_Task brief_
Look through the data below. Pick out the lines holding the string "value".

* BEGIN Records supplied *

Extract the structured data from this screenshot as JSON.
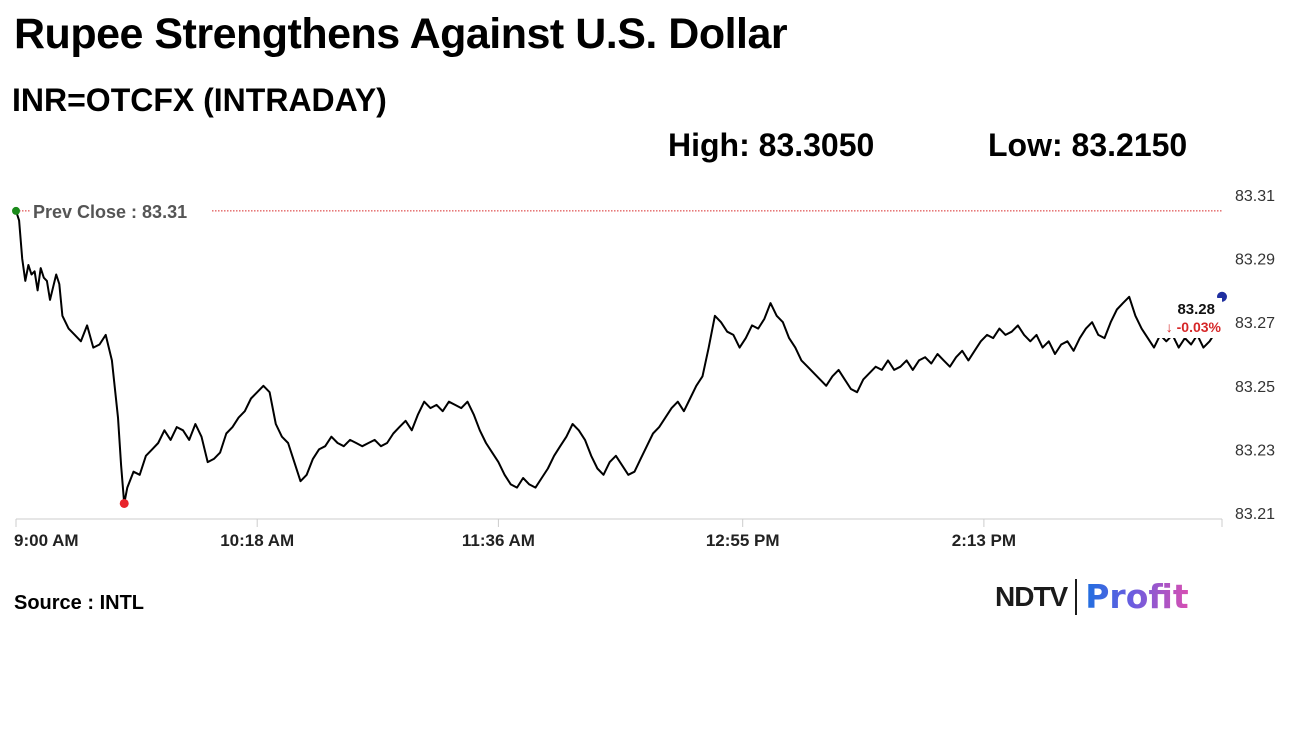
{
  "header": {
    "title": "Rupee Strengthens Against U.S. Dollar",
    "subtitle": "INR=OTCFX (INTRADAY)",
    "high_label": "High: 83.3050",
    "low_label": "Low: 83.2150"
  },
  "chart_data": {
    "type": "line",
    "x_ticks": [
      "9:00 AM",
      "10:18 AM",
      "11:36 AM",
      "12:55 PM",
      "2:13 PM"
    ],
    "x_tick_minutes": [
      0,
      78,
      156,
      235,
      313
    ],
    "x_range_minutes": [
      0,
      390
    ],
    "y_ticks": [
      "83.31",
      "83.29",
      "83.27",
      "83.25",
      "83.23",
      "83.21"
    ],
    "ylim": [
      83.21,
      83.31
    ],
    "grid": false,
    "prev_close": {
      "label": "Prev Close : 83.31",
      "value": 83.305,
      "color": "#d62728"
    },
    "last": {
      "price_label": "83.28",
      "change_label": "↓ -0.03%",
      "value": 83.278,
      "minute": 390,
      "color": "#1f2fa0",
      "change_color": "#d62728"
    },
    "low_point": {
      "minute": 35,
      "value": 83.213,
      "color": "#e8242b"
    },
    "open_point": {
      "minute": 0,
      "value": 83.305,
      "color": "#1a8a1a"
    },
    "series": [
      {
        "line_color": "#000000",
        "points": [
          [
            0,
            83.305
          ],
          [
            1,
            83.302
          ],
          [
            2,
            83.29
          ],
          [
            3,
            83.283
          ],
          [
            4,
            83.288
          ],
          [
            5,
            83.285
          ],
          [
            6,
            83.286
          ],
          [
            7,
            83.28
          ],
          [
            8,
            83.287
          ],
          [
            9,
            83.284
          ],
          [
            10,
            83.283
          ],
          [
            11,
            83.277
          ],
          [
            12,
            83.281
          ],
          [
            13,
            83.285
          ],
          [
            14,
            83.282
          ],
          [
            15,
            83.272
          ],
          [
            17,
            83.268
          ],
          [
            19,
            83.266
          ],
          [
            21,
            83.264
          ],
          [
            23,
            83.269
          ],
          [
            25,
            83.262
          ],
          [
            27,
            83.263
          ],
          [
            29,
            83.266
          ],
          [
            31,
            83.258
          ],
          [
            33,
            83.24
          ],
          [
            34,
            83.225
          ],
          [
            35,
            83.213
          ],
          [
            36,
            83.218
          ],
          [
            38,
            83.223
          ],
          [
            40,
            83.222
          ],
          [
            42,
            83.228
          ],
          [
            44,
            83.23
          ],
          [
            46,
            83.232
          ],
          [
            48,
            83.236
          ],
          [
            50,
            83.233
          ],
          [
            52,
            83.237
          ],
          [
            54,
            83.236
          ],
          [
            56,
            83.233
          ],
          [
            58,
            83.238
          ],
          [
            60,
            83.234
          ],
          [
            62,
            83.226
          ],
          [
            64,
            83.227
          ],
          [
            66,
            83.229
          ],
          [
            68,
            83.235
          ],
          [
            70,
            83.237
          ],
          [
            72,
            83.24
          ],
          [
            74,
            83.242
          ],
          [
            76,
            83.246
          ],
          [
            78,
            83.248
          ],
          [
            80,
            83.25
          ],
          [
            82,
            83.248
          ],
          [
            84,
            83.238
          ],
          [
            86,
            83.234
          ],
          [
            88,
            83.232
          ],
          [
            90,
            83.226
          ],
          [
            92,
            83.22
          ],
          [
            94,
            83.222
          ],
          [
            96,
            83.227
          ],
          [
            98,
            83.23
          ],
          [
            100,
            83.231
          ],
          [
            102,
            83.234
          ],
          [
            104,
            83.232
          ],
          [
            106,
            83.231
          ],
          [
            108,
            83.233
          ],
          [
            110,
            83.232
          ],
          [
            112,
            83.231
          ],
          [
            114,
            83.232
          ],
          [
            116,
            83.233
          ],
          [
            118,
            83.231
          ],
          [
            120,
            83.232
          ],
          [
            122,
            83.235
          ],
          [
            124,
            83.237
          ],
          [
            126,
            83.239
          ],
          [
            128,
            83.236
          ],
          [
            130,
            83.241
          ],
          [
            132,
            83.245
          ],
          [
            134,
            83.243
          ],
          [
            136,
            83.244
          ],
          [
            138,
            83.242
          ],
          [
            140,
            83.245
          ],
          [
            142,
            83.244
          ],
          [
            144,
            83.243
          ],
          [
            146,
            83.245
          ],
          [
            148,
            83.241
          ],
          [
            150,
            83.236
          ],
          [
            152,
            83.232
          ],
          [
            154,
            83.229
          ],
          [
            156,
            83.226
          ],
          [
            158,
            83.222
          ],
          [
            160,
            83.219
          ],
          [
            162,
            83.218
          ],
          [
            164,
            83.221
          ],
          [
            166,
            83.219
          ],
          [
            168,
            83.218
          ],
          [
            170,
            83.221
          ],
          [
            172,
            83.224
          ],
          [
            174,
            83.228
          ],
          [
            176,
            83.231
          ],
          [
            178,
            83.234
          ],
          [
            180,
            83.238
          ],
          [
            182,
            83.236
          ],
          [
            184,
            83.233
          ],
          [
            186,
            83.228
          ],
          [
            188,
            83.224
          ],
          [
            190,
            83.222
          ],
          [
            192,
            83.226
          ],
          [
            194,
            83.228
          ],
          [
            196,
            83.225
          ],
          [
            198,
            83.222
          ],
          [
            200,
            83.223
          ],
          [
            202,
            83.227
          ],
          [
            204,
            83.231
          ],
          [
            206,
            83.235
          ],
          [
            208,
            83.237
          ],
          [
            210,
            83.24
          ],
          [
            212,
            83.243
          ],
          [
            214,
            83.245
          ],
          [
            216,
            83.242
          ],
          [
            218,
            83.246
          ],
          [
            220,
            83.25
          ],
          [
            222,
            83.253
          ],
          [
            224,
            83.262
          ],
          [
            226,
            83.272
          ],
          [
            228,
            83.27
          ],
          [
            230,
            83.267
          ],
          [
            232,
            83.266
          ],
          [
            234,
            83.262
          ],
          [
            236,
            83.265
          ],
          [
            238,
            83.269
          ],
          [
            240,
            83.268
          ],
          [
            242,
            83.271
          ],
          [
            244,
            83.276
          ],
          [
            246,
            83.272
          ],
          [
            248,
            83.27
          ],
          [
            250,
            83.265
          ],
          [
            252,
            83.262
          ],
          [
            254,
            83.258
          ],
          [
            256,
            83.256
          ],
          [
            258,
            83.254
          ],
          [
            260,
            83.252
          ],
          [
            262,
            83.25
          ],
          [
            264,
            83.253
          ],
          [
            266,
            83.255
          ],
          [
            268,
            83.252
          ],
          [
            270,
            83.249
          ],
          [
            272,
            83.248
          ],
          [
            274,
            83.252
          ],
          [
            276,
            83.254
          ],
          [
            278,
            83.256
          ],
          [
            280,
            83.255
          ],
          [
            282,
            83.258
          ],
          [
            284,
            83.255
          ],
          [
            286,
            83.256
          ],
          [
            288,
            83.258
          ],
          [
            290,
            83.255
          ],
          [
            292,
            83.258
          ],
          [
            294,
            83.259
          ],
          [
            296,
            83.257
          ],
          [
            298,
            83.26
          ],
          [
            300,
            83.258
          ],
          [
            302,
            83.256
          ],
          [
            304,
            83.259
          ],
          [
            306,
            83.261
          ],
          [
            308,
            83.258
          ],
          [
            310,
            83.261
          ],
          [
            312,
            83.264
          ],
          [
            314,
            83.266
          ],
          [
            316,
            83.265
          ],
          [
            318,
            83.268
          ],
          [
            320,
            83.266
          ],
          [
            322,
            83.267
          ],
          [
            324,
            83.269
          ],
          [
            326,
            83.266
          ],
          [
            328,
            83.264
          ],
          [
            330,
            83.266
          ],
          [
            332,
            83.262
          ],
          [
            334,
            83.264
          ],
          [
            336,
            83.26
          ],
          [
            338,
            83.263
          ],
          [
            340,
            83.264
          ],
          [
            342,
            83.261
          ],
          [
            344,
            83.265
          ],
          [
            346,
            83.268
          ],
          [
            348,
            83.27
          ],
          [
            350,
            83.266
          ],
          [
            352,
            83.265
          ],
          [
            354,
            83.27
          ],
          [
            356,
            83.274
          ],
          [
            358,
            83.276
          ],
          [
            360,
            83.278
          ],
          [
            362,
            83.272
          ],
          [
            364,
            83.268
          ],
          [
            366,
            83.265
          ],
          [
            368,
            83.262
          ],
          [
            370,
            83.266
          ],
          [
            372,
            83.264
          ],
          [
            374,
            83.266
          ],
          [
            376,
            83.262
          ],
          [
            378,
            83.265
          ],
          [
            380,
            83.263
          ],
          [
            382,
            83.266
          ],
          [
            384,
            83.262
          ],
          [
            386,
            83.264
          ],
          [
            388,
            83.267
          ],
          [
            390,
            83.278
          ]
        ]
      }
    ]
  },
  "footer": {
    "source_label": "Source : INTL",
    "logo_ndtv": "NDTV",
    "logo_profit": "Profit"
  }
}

* END Records supplied *

_Response below_
      "value": 83.305,
      "value": 83.278,
      "value": 83.213,
      "value": 83.305,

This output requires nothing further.